PROBLEM DESCRIPTION:
Count every line in the entries that follow where the word "গণপর" appears, then state only the total.

DATASET RECORDS:
····················

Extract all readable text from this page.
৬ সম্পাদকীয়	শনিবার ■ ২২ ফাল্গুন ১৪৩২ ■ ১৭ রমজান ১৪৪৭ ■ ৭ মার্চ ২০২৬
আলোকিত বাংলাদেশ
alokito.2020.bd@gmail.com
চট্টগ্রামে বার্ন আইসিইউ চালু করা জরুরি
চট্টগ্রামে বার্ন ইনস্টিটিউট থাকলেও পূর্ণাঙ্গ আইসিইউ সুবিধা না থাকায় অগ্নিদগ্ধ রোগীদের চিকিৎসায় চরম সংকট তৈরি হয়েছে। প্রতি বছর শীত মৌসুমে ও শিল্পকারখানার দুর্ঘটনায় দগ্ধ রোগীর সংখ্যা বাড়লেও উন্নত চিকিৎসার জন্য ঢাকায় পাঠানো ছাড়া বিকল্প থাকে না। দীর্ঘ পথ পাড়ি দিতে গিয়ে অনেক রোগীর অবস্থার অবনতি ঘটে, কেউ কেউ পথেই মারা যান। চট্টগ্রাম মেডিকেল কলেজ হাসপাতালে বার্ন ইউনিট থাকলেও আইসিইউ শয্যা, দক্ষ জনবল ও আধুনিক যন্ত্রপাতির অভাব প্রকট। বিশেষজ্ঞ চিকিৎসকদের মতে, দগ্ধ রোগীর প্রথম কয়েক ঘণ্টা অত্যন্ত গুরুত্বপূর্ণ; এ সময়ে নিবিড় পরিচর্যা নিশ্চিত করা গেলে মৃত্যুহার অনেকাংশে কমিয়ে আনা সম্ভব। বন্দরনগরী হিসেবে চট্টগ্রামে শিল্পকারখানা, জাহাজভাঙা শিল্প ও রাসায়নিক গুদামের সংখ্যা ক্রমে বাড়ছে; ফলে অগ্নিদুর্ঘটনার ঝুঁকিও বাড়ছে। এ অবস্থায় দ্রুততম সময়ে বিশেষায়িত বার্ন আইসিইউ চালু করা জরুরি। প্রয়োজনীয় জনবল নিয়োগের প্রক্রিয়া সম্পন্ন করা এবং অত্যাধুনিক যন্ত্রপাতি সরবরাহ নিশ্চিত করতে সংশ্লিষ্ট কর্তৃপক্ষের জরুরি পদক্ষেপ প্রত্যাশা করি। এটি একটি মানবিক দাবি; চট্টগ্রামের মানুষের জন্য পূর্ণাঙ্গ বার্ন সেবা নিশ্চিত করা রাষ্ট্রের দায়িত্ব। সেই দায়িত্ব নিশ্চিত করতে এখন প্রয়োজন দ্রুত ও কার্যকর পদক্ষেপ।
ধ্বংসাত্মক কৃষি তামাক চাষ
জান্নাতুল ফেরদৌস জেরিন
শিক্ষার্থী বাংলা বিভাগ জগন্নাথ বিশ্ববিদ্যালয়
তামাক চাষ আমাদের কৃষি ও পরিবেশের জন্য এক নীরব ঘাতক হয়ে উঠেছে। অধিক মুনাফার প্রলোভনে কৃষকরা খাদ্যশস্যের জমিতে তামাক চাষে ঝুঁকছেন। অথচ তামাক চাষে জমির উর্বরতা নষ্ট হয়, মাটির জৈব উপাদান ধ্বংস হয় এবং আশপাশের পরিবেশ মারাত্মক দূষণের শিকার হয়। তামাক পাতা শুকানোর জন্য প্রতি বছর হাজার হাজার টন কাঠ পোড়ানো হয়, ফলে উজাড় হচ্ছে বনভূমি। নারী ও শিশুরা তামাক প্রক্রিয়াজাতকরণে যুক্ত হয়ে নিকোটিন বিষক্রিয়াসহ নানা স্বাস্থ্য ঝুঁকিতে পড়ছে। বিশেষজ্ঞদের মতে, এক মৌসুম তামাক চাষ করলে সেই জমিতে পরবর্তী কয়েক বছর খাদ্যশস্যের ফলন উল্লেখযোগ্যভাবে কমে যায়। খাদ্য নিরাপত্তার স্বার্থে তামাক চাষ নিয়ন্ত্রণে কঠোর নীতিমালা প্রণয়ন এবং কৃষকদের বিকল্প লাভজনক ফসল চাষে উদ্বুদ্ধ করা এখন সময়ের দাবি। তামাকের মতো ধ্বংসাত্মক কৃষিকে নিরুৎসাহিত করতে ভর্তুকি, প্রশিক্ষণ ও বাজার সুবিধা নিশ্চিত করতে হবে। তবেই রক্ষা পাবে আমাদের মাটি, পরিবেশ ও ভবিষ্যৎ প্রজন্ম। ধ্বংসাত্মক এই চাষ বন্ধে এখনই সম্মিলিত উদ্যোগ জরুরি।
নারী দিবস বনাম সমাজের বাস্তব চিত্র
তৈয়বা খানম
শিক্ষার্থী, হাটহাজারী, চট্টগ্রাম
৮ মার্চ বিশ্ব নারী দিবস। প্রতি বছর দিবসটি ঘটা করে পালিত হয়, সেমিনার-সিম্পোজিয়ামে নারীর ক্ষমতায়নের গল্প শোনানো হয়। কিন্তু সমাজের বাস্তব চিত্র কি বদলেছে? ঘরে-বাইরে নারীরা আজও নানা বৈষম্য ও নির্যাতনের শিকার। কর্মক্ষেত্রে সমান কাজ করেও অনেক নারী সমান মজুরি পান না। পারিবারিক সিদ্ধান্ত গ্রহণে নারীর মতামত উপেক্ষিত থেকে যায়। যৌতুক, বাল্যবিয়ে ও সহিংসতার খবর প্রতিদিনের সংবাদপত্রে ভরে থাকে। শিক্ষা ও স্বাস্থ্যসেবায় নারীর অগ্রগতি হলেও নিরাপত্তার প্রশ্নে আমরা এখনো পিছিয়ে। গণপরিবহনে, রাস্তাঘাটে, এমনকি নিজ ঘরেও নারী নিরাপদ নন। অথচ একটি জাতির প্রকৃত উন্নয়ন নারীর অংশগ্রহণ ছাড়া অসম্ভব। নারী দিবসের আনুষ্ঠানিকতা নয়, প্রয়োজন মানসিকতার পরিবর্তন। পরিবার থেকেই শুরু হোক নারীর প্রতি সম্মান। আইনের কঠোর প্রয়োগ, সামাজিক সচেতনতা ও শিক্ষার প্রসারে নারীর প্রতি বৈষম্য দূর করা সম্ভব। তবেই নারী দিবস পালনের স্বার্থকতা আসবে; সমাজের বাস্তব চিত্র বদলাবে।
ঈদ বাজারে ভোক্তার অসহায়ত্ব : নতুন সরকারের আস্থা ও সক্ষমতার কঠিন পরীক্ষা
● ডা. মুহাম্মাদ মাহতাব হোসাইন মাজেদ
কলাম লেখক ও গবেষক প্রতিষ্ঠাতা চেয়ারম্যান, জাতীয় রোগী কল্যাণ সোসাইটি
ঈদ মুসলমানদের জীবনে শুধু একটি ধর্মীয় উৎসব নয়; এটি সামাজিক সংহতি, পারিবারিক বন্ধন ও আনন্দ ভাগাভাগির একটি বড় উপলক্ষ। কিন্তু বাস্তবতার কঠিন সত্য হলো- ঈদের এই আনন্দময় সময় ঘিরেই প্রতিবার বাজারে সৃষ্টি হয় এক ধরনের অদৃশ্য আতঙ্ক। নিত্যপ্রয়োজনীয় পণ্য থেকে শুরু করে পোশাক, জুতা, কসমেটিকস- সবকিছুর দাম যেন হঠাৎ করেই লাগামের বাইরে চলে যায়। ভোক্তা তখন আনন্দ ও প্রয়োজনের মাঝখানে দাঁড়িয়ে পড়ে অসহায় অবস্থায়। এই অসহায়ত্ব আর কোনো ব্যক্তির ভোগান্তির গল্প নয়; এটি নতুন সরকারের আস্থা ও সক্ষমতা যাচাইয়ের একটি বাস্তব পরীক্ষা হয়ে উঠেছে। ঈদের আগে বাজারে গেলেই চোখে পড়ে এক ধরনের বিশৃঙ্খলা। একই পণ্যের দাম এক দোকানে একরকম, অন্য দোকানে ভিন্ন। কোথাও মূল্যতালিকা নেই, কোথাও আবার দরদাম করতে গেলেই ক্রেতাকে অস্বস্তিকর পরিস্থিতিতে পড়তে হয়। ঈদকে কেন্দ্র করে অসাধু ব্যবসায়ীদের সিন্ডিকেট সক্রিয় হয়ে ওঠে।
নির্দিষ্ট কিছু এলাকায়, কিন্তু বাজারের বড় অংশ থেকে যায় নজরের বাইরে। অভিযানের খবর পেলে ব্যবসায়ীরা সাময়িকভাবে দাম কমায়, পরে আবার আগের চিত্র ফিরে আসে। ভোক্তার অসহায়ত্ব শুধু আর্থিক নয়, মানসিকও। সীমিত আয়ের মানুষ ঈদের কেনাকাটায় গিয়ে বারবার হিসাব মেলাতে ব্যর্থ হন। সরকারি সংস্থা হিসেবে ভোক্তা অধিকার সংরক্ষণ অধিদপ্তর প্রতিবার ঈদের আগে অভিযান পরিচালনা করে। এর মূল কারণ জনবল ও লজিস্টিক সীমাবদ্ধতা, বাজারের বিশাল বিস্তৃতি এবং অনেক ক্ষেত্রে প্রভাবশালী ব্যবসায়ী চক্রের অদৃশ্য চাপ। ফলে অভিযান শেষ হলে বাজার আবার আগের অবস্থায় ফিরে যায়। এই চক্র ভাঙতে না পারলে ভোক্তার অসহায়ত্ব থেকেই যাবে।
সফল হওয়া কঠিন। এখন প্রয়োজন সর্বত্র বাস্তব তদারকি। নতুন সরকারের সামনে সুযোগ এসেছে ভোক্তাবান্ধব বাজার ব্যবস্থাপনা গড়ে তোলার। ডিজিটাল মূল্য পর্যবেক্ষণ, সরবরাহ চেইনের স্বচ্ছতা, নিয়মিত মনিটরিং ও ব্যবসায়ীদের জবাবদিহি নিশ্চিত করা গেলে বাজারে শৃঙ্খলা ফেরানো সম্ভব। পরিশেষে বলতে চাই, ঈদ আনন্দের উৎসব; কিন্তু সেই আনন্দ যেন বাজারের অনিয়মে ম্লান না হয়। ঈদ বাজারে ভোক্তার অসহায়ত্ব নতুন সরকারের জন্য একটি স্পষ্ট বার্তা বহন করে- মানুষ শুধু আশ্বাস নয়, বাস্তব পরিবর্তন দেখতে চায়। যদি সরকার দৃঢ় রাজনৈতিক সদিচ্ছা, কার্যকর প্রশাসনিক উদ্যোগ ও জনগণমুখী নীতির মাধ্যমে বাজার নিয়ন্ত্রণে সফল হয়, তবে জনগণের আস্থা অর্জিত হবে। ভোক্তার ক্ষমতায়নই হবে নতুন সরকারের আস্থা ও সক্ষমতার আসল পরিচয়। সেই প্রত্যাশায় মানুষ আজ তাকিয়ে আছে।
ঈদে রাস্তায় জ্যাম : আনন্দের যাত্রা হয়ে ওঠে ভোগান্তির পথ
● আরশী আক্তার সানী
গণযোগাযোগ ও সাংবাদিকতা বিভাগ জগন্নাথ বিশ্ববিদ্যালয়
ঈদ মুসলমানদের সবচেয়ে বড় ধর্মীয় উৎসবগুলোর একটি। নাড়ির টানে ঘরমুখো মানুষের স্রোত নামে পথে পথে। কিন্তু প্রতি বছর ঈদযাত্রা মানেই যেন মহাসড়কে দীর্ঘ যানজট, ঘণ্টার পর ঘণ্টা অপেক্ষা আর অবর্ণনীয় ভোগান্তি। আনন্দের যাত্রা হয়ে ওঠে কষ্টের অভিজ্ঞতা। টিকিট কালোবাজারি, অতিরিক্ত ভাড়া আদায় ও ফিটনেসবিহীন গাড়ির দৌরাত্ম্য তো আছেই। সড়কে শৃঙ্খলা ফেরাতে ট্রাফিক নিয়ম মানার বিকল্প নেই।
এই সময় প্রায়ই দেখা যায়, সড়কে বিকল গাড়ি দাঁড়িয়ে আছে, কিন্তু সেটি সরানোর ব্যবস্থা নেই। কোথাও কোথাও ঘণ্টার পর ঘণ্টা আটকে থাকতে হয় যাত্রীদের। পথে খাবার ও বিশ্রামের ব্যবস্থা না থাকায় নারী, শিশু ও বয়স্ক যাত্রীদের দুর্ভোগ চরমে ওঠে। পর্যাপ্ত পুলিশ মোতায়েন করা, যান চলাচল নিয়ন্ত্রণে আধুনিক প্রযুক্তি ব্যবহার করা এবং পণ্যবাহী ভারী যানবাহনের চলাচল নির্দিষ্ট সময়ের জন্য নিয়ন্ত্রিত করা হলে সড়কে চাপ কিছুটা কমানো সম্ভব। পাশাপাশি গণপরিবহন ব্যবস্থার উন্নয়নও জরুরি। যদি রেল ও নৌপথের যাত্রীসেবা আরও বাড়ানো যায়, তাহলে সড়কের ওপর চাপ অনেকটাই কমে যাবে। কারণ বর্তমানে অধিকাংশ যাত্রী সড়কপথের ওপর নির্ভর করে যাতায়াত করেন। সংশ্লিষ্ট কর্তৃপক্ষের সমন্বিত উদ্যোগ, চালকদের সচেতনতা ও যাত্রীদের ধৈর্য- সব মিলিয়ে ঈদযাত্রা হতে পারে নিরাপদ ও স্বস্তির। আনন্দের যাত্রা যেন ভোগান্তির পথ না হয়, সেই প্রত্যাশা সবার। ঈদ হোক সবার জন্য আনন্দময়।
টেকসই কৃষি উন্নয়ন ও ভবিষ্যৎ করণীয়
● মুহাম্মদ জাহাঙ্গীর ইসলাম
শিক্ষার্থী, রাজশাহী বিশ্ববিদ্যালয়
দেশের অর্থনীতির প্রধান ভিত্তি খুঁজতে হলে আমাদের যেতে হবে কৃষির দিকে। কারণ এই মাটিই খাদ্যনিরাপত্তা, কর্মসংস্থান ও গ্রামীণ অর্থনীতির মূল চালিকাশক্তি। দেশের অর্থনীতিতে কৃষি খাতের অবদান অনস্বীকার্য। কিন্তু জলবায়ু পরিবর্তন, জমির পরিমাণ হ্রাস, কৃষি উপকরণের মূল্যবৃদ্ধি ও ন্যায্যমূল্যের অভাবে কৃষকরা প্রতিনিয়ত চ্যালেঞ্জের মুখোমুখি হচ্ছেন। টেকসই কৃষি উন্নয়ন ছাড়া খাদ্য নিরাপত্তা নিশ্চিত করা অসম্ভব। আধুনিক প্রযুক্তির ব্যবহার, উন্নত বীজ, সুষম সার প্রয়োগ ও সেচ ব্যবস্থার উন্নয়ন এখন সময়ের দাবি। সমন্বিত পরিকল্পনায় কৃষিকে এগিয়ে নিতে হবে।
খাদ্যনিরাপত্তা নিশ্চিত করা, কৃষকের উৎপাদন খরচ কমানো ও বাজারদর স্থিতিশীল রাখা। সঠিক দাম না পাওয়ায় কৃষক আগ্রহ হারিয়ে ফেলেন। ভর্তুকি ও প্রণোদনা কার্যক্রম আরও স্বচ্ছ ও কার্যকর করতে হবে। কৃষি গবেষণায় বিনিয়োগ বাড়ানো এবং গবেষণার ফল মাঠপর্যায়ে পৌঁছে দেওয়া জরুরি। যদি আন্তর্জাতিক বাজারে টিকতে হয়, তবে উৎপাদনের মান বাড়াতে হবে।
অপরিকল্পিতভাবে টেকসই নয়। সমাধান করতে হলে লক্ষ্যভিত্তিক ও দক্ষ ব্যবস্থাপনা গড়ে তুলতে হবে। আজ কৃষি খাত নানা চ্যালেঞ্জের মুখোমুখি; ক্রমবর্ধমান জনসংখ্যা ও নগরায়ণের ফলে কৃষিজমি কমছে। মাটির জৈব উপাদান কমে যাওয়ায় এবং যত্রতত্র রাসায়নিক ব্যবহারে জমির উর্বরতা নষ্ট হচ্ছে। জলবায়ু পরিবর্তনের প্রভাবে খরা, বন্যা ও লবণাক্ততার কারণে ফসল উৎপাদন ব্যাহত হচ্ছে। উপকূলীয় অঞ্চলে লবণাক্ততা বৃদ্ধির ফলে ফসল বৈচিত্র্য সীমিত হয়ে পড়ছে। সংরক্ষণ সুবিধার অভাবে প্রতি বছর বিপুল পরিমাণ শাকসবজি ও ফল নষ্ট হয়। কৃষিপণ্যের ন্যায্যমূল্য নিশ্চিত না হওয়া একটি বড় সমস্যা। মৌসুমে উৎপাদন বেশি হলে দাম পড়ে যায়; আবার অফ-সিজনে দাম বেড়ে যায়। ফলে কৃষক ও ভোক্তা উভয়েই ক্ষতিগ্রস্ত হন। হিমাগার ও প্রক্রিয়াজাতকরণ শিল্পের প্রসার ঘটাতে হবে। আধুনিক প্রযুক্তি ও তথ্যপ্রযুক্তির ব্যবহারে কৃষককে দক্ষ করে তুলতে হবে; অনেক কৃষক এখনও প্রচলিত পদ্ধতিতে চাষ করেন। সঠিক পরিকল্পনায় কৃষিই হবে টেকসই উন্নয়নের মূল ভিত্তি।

····················

EXERCISE SOLUTION:
2